__Requirement__
Copy each of the rows below character for character, leaving out nothing and changing nothing.

####################

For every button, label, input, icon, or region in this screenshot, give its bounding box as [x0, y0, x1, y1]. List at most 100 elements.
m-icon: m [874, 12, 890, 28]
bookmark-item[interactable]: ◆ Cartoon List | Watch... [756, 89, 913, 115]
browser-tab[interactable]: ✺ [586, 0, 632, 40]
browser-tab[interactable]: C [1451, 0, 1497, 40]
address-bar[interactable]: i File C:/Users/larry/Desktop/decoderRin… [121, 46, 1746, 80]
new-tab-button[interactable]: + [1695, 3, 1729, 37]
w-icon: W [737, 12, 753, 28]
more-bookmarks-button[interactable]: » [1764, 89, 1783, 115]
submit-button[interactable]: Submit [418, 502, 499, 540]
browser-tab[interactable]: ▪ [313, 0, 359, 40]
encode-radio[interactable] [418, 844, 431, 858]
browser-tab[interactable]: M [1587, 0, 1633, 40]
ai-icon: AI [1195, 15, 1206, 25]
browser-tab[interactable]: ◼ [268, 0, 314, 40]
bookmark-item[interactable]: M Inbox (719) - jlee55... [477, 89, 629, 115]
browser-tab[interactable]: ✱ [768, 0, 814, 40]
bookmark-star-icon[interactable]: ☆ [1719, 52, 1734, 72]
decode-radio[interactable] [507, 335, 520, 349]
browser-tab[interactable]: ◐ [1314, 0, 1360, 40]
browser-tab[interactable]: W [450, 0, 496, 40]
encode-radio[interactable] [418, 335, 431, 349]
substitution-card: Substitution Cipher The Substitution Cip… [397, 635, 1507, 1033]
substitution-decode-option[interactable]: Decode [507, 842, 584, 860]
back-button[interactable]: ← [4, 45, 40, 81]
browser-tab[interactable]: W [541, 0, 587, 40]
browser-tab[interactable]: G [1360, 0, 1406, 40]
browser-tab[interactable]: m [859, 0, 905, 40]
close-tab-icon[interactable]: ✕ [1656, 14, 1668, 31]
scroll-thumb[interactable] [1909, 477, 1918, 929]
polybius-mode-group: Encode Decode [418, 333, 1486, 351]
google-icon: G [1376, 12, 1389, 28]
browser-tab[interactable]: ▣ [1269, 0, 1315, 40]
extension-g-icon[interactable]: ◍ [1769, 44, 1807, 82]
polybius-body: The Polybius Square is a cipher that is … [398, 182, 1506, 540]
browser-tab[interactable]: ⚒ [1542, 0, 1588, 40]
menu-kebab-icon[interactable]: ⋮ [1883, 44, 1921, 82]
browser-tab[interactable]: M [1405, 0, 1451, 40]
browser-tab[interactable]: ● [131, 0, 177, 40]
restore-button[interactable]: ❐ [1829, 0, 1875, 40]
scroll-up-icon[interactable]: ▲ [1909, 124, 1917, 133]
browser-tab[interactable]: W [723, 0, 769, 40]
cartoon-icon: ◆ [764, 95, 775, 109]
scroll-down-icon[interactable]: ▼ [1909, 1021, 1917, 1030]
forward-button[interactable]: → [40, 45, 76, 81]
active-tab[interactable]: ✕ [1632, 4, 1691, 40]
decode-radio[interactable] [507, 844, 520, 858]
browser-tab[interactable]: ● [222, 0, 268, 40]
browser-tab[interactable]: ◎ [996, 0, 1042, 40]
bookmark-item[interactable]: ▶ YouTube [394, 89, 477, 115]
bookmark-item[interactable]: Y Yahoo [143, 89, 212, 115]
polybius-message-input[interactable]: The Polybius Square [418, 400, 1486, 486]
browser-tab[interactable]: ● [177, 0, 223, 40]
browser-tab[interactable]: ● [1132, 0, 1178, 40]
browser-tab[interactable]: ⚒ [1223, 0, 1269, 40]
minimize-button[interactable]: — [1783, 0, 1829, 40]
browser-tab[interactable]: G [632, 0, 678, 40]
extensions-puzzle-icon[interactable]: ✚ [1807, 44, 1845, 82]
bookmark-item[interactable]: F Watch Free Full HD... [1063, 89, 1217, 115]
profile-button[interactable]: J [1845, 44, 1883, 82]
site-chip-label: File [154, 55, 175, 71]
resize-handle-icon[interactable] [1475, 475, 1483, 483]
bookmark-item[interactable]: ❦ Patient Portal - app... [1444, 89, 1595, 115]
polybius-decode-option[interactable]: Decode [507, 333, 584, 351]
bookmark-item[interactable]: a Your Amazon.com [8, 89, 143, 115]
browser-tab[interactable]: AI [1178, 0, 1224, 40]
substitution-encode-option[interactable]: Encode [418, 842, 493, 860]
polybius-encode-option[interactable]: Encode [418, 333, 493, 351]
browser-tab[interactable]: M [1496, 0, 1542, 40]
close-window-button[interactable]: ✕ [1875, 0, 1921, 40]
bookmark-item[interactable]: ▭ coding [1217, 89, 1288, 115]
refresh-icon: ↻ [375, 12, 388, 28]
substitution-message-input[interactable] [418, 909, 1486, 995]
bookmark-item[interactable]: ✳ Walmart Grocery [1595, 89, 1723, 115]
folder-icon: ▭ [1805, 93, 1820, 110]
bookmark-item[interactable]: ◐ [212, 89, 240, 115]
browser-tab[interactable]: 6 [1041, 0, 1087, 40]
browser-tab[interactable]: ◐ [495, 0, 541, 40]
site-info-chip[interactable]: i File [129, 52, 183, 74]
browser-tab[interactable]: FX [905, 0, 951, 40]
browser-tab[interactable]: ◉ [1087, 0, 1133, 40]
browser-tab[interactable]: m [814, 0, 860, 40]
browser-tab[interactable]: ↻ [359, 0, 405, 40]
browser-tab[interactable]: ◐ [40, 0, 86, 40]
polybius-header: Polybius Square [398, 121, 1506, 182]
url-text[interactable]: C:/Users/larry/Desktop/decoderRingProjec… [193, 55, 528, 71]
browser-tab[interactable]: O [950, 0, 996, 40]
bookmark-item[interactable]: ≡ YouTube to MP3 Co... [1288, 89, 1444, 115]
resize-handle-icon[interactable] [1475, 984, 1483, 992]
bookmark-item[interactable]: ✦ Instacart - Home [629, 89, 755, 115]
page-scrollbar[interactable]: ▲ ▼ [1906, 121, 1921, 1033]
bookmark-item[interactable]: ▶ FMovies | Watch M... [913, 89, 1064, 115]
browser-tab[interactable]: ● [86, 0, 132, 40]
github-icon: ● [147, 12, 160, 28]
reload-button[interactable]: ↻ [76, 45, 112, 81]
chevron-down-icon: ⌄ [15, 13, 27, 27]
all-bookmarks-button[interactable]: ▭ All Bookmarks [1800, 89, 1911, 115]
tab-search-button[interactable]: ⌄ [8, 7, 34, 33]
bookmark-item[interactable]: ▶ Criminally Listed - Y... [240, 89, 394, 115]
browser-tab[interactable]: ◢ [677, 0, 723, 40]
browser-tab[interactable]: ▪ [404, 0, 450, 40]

####################

__Response__
For every button, label, input, icon, or region in this screenshot, give its bounding box as [x0, y0, x1, y1]. List at most 100 elements.
m-icon: m [874, 12, 890, 28]
bookmark-item[interactable]: ◆ Cartoon List | Watch... [756, 89, 913, 115]
browser-tab[interactable]: ✺ [586, 0, 632, 40]
browser-tab[interactable]: C [1451, 0, 1497, 40]
address-bar[interactable]: i File C:/Users/larry/Desktop/decoderRin… [121, 46, 1746, 80]
new-tab-button[interactable]: + [1695, 3, 1729, 37]
w-icon: W [737, 12, 753, 28]
more-bookmarks-button[interactable]: » [1764, 89, 1783, 115]
submit-button[interactable]: Submit [418, 502, 499, 540]
browser-tab[interactable]: ▪ [313, 0, 359, 40]
encode-radio[interactable] [418, 844, 431, 858]
browser-tab[interactable]: M [1587, 0, 1633, 40]
ai-icon: AI [1195, 15, 1206, 25]
browser-tab[interactable]: ◼ [268, 0, 314, 40]
bookmark-item[interactable]: M Inbox (719) - jlee55... [477, 89, 629, 115]
browser-tab[interactable]: ✱ [768, 0, 814, 40]
bookmark-star-icon[interactable]: ☆ [1719, 52, 1734, 72]
decode-radio[interactable] [507, 335, 520, 349]
browser-tab[interactable]: ◐ [1314, 0, 1360, 40]
browser-tab[interactable]: W [450, 0, 496, 40]
encode-radio[interactable] [418, 335, 431, 349]
substitution-card: Substitution Cipher The Substitution Cip… [397, 635, 1507, 1033]
substitution-decode-option[interactable]: Decode [507, 842, 584, 860]
back-button[interactable]: ← [4, 45, 40, 81]
browser-tab[interactable]: W [541, 0, 587, 40]
browser-tab[interactable]: G [1360, 0, 1406, 40]
browser-tab[interactable]: m [859, 0, 905, 40]
close-tab-icon[interactable]: ✕ [1656, 14, 1668, 31]
scroll-thumb[interactable] [1909, 477, 1918, 929]
polybius-mode-group: Encode Decode [418, 333, 1486, 351]
google-icon: G [1376, 12, 1389, 28]
browser-tab[interactable]: ▣ [1269, 0, 1315, 40]
extension-g-icon[interactable]: ◍ [1769, 44, 1807, 82]
polybius-body: The Polybius Square is a cipher that is … [398, 182, 1506, 540]
browser-tab[interactable]: ⚒ [1542, 0, 1588, 40]
menu-kebab-icon[interactable]: ⋮ [1883, 44, 1921, 82]
browser-tab[interactable]: M [1405, 0, 1451, 40]
browser-tab[interactable]: ● [131, 0, 177, 40]
restore-button[interactable]: ❐ [1829, 0, 1875, 40]
scroll-up-icon[interactable]: ▲ [1909, 124, 1917, 133]
browser-tab[interactable]: W [723, 0, 769, 40]
cartoon-icon: ◆ [764, 95, 775, 109]
scroll-down-icon[interactable]: ▼ [1909, 1021, 1917, 1030]
forward-button[interactable]: → [40, 45, 76, 81]
active-tab[interactable]: ✕ [1632, 4, 1691, 40]
decode-radio[interactable] [507, 844, 520, 858]
browser-tab[interactable]: ● [222, 0, 268, 40]
browser-tab[interactable]: ◎ [996, 0, 1042, 40]
bookmark-item[interactable]: ▶ YouTube [394, 89, 477, 115]
bookmark-item[interactable]: Y Yahoo [143, 89, 212, 115]
polybius-message-input[interactable]: The Polybius Square [418, 400, 1486, 486]
browser-tab[interactable]: ● [177, 0, 223, 40]
browser-tab[interactable]: ● [1132, 0, 1178, 40]
browser-tab[interactable]: ⚒ [1223, 0, 1269, 40]
minimize-button[interactable]: — [1783, 0, 1829, 40]
browser-tab[interactable]: G [632, 0, 678, 40]
extensions-puzzle-icon[interactable]: ✚ [1807, 44, 1845, 82]
bookmark-item[interactable]: F Watch Free Full HD... [1063, 89, 1217, 115]
profile-button[interactable]: J [1845, 44, 1883, 82]
site-chip-label: File [154, 55, 175, 71]
resize-handle-icon[interactable] [1475, 475, 1483, 483]
bookmark-item[interactable]: ❦ Patient Portal - app... [1444, 89, 1595, 115]
polybius-decode-option[interactable]: Decode [507, 333, 584, 351]
bookmark-item[interactable]: a Your Amazon.com [8, 89, 143, 115]
browser-tab[interactable]: AI [1178, 0, 1224, 40]
substitution-encode-option[interactable]: Encode [418, 842, 493, 860]
polybius-encode-option[interactable]: Encode [418, 333, 493, 351]
browser-tab[interactable]: M [1496, 0, 1542, 40]
close-window-button[interactable]: ✕ [1875, 0, 1921, 40]
bookmark-item[interactable]: ▭ coding [1217, 89, 1288, 115]
refresh-icon: ↻ [375, 12, 388, 28]
substitution-message-input[interactable] [418, 909, 1486, 995]
bookmark-item[interactable]: ✳ Walmart Grocery [1595, 89, 1723, 115]
folder-icon: ▭ [1805, 93, 1820, 110]
bookmark-item[interactable]: ◐ [212, 89, 240, 115]
browser-tab[interactable]: 6 [1041, 0, 1087, 40]
browser-tab[interactable]: ◐ [495, 0, 541, 40]
site-info-chip[interactable]: i File [129, 52, 183, 74]
browser-tab[interactable]: FX [905, 0, 951, 40]
browser-tab[interactable]: ◉ [1087, 0, 1133, 40]
browser-tab[interactable]: m [814, 0, 860, 40]
browser-tab[interactable]: ↻ [359, 0, 405, 40]
browser-tab[interactable]: ◐ [40, 0, 86, 40]
polybius-header: Polybius Square [398, 121, 1506, 182]
url-text[interactable]: C:/Users/larry/Desktop/decoderRingProjec… [193, 55, 528, 71]
browser-tab[interactable]: O [950, 0, 996, 40]
bookmark-item[interactable]: ≡ YouTube to MP3 Co... [1288, 89, 1444, 115]
resize-handle-icon[interactable] [1475, 984, 1483, 992]
bookmark-item[interactable]: ✦ Instacart - Home [629, 89, 755, 115]
page-scrollbar[interactable]: ▲ ▼ [1906, 121, 1921, 1033]
bookmark-item[interactable]: ▶ FMovies | Watch M... [913, 89, 1064, 115]
browser-tab[interactable]: ● [86, 0, 132, 40]
github-icon: ● [147, 12, 160, 28]
reload-button[interactable]: ↻ [76, 45, 112, 81]
chevron-down-icon: ⌄ [15, 13, 27, 27]
all-bookmarks-button[interactable]: ▭ All Bookmarks [1800, 89, 1911, 115]
tab-search-button[interactable]: ⌄ [8, 7, 34, 33]
bookmark-item[interactable]: ▶ Criminally Listed - Y... [240, 89, 394, 115]
browser-tab[interactable]: ◢ [677, 0, 723, 40]
browser-tab[interactable]: ▪ [404, 0, 450, 40]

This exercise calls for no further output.